:: DATASET ENTRIES

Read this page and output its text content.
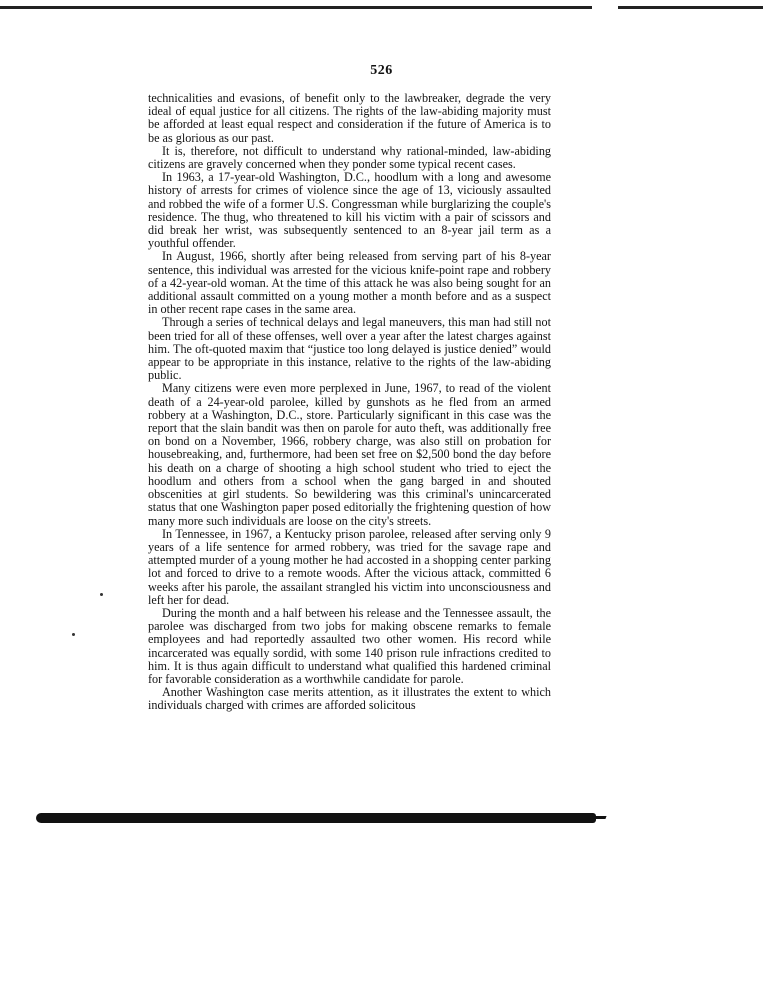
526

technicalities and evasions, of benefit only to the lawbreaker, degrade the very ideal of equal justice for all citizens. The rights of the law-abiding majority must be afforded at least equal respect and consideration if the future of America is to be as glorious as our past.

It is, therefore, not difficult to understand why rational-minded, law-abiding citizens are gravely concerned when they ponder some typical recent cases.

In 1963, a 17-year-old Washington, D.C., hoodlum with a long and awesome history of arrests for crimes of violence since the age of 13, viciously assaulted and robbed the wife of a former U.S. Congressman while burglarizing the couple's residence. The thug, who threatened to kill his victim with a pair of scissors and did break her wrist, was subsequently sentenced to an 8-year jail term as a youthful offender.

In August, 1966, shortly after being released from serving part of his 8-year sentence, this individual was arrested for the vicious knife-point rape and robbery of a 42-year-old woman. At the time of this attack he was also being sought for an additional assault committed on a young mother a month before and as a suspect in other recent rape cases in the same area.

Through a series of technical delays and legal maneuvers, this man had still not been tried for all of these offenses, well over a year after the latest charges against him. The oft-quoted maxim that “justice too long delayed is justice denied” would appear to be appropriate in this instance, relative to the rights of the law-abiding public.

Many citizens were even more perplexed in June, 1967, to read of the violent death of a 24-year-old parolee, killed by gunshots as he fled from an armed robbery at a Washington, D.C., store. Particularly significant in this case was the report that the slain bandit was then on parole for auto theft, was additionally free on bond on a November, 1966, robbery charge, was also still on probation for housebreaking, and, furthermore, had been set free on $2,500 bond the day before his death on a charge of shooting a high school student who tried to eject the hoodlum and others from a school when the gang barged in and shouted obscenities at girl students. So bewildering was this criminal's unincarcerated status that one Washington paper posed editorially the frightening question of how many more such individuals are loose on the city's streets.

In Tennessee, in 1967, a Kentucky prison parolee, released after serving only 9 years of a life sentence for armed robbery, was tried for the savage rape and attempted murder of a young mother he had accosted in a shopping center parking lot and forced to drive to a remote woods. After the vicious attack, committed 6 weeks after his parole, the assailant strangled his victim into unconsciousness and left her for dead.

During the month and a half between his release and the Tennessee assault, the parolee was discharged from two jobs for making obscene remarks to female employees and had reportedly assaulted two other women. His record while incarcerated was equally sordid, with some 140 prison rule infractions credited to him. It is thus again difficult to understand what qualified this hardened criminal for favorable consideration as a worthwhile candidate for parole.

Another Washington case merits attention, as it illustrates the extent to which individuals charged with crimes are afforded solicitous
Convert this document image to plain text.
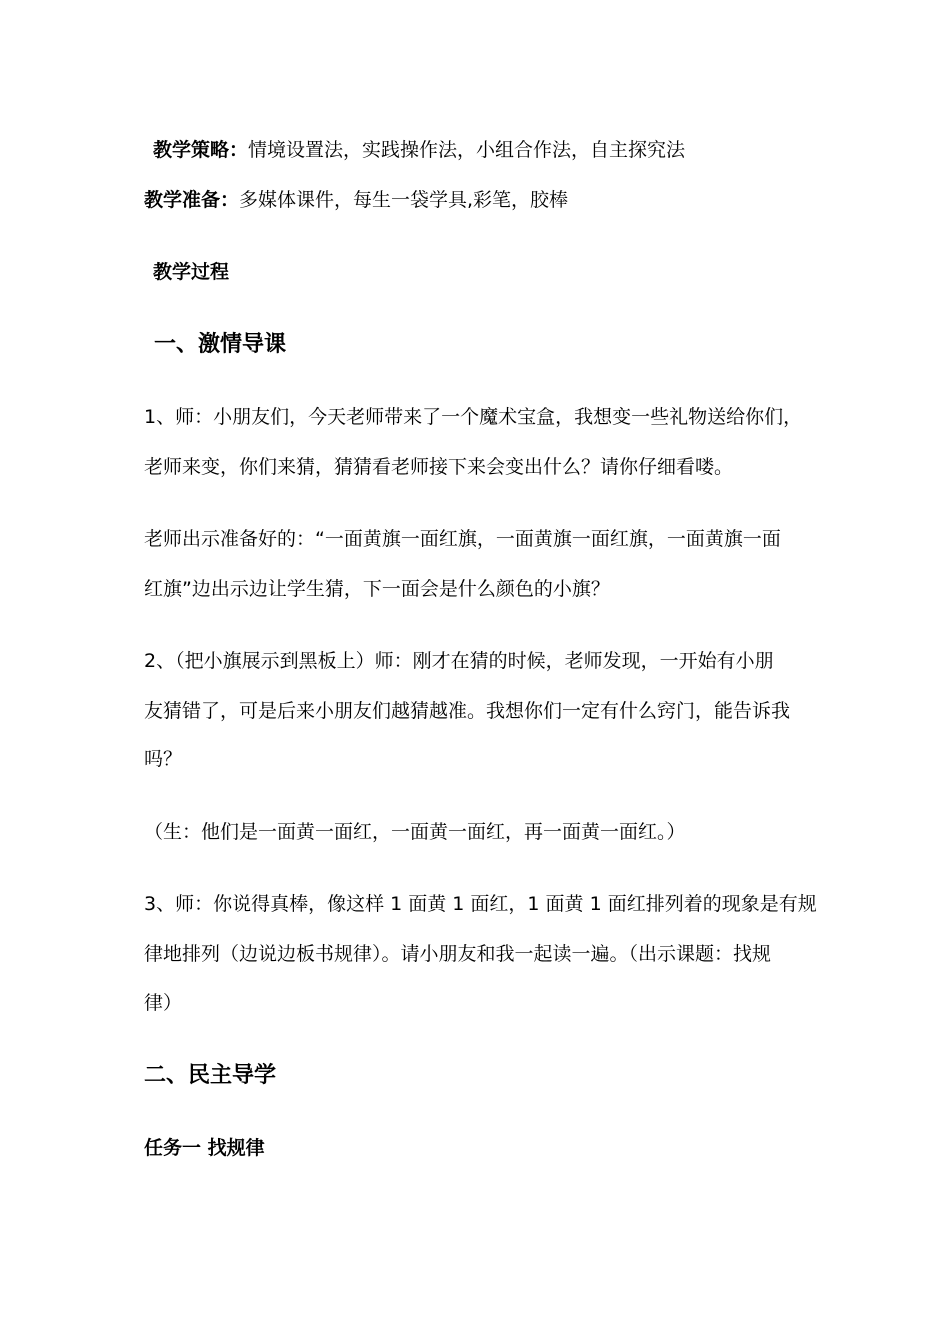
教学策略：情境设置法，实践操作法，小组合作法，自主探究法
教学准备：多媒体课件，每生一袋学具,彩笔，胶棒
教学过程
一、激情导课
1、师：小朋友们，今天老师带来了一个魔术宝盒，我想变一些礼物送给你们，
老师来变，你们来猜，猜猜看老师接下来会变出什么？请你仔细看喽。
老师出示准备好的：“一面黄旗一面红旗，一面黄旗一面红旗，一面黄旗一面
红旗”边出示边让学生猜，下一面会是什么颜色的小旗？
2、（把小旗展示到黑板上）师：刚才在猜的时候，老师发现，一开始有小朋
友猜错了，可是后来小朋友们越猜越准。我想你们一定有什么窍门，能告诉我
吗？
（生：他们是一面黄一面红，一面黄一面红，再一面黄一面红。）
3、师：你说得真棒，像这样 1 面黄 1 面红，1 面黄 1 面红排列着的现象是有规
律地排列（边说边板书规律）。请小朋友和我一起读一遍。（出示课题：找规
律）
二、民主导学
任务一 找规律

::::

*GOAL*: Each entry above should be reproduced exactly, with the pictures removed.

*CORRECT RESPONSE*:
Read this page and output its text content.
526

technicalities and evasions, of benefit only to the lawbreaker, degrade the very ideal of equal justice for all citizens. The rights of the law-abiding majority must be afforded at least equal respect and consideration if the future of America is to be as glorious as our past.

It is, therefore, not difficult to understand why rational-minded, law-abiding citizens are gravely concerned when they ponder some typical recent cases.

In 1963, a 17-year-old Washington, D.C., hoodlum with a long and awesome history of arrests for crimes of violence since the age of 13, viciously assaulted and robbed the wife of a former U.S. Congressman while burglarizing the couple's residence. The thug, who threatened to kill his victim with a pair of scissors and did break her wrist, was subsequently sentenced to an 8-year jail term as a youthful offender.

In August, 1966, shortly after being released from serving part of his 8-year sentence, this individual was arrested for the vicious knife-point rape and robbery of a 42-year-old woman. At the time of this attack he was also being sought for an additional assault committed on a young mother a month before and as a suspect in other recent rape cases in the same area.

Through a series of technical delays and legal maneuvers, this man had still not been tried for all of these offenses, well over a year after the latest charges against him. The oft-quoted maxim that “justice too long delayed is justice denied” would appear to be appropriate in this instance, relative to the rights of the law-abiding public.

Many citizens were even more perplexed in June, 1967, to read of the violent death of a 24-year-old parolee, killed by gunshots as he fled from an armed robbery at a Washington, D.C., store. Particularly significant in this case was the report that the slain bandit was then on parole for auto theft, was additionally free on bond on a November, 1966, robbery charge, was also still on probation for housebreaking, and, furthermore, had been set free on $2,500 bond the day before his death on a charge of shooting a high school student who tried to eject the hoodlum and others from a school when the gang barged in and shouted obscenities at girl students. So bewildering was this criminal's unincarcerated status that one Washington paper posed editorially the frightening question of how many more such individuals are loose on the city's streets.

In Tennessee, in 1967, a Kentucky prison parolee, released after serving only 9 years of a life sentence for armed robbery, was tried for the savage rape and attempted murder of a young mother he had accosted in a shopping center parking lot and forced to drive to a remote woods. After the vicious attack, committed 6 weeks after his parole, the assailant strangled his victim into unconsciousness and left her for dead.

During the month and a half between his release and the Tennessee assault, the parolee was discharged from two jobs for making obscene remarks to female employees and had reportedly assaulted two other women. His record while incarcerated was equally sordid, with some 140 prison rule infractions credited to him. It is thus again difficult to understand what qualified this hardened criminal for favorable consideration as a worthwhile candidate for parole.

Another Washington case merits attention, as it illustrates the extent to which individuals charged with crimes are afforded solicitous
Convert this document image to plain text.
教学策略：情境设置法，实践操作法，小组合作法，自主探究法
教学准备：多媒体课件，每生一袋学具,彩笔，胶棒
教学过程
一、激情导课
1、师：小朋友们，今天老师带来了一个魔术宝盒，我想变一些礼物送给你们，
老师来变，你们来猜，猜猜看老师接下来会变出什么？请你仔细看喽。
老师出示准备好的：“一面黄旗一面红旗，一面黄旗一面红旗，一面黄旗一面
红旗”边出示边让学生猜，下一面会是什么颜色的小旗？
2、（把小旗展示到黑板上）师：刚才在猜的时候，老师发现，一开始有小朋
友猜错了，可是后来小朋友们越猜越准。我想你们一定有什么窍门，能告诉我
吗？
（生：他们是一面黄一面红，一面黄一面红，再一面黄一面红。）
3、师：你说得真棒，像这样 1 面黄 1 面红，1 面黄 1 面红排列着的现象是有规
律地排列（边说边板书规律）。请小朋友和我一起读一遍。（出示课题：找规
律）
二、民主导学
任务一 找规律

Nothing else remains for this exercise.